» **WRITTEN EXERCISE**
Read through the data and count the lines that contain the string "yver"; give only the result.

» **EXERCISE INPUT**

● ● ●

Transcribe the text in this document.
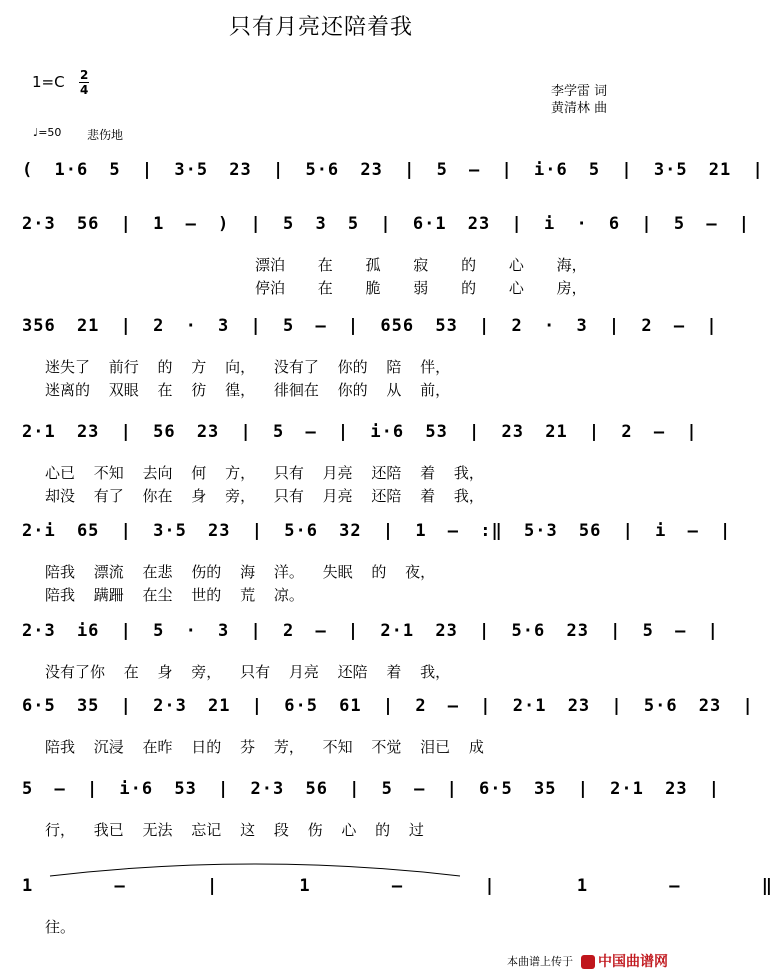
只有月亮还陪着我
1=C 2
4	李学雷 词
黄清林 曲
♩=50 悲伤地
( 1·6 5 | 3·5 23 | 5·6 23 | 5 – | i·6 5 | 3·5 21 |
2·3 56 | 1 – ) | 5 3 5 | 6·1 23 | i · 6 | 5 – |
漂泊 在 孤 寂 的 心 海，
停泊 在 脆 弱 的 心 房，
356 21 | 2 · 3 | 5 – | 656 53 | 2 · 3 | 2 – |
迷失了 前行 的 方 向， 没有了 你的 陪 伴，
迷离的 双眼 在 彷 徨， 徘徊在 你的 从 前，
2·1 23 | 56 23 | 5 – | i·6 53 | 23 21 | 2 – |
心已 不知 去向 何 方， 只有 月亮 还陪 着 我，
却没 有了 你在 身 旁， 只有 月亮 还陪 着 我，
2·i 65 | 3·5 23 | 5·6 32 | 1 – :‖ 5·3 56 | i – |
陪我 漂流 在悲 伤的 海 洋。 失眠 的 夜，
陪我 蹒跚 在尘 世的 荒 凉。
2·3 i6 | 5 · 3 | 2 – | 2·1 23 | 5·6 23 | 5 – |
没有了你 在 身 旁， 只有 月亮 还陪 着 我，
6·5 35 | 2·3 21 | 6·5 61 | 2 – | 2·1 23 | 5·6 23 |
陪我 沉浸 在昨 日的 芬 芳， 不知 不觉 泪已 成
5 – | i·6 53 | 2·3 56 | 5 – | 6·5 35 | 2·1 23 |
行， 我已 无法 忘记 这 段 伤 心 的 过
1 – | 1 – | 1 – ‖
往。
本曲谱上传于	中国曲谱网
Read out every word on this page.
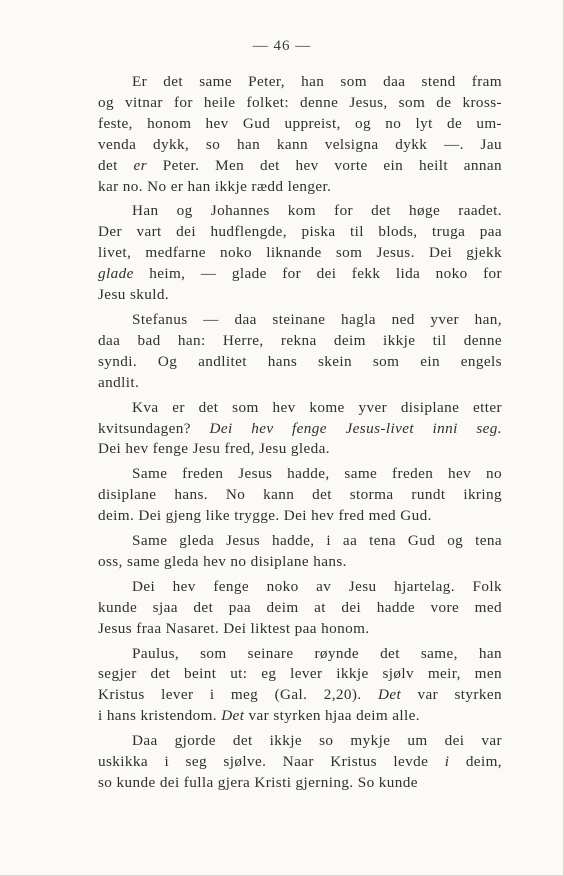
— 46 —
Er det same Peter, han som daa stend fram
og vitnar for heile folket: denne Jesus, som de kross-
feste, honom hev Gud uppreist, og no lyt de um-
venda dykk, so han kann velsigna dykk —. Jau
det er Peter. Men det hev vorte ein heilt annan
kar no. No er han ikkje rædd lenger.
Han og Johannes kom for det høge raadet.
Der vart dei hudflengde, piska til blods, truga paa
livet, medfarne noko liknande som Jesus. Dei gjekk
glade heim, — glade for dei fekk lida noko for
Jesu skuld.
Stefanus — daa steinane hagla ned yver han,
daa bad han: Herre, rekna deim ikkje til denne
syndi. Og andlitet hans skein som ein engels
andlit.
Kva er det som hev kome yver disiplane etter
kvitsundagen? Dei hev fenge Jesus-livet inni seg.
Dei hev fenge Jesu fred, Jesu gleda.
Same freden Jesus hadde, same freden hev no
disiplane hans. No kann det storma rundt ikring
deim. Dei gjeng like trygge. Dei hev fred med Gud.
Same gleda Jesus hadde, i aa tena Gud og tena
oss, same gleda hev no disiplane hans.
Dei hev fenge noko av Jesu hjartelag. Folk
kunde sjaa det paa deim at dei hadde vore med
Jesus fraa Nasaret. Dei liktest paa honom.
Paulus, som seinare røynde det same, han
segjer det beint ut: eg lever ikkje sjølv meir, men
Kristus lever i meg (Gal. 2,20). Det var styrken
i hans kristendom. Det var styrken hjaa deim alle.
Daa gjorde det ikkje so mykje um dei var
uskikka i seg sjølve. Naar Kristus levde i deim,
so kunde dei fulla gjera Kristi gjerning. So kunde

● ● ●

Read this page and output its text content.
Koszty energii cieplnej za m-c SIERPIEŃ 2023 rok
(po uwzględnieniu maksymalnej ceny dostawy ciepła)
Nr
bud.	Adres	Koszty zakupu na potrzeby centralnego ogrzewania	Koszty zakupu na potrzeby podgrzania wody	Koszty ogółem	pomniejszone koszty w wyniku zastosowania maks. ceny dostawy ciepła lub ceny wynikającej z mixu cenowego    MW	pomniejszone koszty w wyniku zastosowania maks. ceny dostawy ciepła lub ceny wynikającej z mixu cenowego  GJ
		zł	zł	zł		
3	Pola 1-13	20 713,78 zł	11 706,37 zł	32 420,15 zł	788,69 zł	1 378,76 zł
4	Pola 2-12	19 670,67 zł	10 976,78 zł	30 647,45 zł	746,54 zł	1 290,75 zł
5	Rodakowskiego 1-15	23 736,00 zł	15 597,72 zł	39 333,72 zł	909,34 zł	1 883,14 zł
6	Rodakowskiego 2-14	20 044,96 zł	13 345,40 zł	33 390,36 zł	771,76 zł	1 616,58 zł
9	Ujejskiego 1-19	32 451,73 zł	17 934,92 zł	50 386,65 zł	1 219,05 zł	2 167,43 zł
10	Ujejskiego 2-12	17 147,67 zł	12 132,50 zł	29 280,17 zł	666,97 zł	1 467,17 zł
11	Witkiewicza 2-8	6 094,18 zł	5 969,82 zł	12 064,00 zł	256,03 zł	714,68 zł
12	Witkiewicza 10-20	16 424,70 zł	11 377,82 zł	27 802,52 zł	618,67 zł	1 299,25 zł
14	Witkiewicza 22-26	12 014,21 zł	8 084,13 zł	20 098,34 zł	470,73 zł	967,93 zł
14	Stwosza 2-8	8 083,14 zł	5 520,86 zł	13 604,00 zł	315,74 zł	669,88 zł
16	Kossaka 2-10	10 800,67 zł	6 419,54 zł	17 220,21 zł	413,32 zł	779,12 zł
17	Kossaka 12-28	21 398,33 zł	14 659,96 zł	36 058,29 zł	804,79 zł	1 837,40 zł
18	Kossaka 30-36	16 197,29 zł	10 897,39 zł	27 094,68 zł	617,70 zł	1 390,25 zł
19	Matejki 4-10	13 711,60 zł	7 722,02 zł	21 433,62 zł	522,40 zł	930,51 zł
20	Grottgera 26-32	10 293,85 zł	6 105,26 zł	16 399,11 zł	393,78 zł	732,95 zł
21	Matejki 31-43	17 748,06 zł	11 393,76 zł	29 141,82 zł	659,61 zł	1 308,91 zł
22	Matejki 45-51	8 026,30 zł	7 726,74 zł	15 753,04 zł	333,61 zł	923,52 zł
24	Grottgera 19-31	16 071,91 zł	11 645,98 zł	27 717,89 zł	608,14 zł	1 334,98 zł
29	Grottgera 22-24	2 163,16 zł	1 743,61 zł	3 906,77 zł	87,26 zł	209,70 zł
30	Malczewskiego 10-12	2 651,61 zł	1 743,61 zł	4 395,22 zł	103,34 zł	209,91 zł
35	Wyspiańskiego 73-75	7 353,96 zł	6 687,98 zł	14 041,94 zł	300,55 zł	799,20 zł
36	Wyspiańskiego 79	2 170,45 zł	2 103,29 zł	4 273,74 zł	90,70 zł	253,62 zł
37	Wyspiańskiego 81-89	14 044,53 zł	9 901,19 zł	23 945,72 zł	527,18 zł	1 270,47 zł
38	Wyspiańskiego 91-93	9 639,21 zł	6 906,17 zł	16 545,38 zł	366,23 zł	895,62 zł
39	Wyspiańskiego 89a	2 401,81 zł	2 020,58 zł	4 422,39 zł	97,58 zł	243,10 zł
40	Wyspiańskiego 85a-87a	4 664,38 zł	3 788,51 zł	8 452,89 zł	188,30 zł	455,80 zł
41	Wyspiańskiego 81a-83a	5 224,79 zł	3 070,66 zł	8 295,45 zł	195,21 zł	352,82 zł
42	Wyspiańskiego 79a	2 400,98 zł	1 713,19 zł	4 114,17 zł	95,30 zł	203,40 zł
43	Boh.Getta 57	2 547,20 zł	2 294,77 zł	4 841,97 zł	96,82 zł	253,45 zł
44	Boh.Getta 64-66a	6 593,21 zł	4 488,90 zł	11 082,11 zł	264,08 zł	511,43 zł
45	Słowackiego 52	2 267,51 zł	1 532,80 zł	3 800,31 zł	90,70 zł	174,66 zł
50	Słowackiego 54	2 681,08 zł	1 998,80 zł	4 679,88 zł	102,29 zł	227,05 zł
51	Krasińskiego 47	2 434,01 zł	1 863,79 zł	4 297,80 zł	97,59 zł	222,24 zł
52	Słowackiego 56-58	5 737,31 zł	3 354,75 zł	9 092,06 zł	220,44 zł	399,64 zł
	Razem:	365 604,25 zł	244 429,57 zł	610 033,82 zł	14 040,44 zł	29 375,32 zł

● ● ●

» **THE SOLUTION**
2